Material provided:
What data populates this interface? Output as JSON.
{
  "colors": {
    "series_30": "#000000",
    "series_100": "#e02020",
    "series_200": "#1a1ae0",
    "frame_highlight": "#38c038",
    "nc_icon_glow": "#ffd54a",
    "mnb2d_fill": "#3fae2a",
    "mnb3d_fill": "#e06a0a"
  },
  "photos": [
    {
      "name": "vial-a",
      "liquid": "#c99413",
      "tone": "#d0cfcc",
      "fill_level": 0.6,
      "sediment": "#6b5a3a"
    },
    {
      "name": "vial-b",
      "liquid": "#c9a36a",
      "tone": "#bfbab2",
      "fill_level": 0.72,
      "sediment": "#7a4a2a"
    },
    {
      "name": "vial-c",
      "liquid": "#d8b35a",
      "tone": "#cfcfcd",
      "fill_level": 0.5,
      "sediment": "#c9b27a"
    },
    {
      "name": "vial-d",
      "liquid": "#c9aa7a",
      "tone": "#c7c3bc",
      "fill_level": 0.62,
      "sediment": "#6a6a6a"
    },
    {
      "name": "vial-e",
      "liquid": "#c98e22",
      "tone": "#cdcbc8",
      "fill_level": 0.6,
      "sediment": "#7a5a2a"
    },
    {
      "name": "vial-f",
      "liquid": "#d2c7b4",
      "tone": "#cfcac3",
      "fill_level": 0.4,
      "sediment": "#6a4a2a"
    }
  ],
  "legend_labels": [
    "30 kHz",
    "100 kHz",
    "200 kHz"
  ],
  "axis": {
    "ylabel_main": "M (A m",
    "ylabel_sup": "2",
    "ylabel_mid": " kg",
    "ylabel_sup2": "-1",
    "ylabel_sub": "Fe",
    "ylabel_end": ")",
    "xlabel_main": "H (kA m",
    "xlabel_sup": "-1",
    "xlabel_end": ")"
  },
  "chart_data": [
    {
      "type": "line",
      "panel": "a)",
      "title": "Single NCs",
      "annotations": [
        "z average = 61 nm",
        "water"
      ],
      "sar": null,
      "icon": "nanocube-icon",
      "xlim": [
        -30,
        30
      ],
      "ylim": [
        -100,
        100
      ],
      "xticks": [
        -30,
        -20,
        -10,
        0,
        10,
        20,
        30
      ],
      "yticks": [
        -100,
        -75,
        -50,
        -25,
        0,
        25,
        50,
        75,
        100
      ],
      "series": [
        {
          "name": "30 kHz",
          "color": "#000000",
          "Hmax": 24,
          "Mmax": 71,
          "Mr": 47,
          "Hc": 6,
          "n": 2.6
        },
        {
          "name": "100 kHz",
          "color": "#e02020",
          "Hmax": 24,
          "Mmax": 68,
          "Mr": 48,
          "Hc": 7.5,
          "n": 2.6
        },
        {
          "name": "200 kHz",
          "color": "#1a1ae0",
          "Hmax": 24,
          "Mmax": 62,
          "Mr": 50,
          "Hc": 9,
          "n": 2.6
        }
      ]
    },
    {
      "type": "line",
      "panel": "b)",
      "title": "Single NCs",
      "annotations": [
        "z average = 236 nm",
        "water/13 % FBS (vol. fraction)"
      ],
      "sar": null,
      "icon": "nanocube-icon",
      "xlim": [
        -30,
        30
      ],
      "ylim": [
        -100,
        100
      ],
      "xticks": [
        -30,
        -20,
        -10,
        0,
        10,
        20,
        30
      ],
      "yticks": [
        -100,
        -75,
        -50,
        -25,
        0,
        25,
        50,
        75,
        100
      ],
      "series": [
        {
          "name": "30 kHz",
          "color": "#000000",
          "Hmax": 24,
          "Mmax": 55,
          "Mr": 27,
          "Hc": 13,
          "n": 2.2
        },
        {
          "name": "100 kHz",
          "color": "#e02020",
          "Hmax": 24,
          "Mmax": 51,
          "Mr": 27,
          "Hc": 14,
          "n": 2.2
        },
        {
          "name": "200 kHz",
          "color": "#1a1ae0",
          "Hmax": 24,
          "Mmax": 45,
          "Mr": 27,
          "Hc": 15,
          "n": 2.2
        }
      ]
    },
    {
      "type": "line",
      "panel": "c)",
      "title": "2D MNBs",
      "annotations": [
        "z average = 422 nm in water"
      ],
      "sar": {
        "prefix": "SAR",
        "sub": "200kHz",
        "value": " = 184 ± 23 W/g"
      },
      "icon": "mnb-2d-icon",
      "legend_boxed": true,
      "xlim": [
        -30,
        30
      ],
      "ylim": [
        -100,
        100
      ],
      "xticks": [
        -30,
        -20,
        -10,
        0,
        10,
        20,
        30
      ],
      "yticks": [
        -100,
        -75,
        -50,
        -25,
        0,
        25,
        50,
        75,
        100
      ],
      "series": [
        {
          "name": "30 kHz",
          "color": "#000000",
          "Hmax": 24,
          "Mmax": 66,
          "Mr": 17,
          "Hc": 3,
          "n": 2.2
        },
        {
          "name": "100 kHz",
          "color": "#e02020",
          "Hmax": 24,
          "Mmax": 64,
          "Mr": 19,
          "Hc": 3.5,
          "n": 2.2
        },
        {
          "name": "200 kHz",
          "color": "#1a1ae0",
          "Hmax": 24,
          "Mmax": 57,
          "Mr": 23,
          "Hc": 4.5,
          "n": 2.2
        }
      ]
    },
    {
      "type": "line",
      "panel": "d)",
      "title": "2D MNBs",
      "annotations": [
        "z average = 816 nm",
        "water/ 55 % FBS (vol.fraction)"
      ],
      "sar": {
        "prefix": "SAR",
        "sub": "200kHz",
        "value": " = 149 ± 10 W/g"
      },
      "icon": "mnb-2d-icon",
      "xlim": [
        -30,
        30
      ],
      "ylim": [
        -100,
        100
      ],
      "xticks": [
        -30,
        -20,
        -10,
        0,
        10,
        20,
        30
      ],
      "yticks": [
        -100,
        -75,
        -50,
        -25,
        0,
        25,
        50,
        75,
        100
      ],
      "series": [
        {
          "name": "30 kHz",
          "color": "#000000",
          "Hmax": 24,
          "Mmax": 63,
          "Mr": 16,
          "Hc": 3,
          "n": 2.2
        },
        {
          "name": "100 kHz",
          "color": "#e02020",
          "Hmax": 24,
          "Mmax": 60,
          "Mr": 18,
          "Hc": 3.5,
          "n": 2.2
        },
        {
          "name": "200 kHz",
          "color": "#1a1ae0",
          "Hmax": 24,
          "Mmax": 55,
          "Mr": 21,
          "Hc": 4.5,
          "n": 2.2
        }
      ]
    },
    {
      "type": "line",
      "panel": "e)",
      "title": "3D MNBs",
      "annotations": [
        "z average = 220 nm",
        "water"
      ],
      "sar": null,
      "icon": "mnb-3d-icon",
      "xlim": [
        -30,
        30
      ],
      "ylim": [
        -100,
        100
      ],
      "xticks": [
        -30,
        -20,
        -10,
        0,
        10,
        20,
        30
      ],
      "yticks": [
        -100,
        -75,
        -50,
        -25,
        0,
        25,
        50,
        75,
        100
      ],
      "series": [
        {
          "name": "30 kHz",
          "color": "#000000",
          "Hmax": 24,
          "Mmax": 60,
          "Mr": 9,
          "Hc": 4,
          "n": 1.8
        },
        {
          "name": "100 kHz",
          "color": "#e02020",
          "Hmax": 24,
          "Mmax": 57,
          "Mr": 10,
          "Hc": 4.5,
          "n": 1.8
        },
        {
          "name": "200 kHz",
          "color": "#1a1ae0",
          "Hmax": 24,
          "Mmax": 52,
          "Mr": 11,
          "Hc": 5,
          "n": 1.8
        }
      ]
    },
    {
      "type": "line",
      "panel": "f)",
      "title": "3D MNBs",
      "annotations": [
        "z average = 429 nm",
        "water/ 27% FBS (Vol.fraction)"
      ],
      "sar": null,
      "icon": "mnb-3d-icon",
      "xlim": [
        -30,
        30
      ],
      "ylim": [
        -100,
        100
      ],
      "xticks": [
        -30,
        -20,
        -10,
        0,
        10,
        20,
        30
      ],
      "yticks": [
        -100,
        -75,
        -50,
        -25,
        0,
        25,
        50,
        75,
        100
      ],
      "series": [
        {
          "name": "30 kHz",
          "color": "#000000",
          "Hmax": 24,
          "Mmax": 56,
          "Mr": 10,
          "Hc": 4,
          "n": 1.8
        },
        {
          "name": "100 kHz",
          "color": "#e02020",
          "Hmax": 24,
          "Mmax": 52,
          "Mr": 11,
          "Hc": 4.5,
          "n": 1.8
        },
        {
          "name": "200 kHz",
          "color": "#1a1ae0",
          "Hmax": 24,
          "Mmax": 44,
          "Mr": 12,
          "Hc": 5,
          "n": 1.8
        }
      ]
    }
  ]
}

Instruction: Which lines contain the word "vial"? Return each of them.

The output:
      "name": "vial-a",
      "name": "vial-b",
      "name": "vial-c",
      "name": "vial-d",
      "name": "vial-e",
      "name": "vial-f",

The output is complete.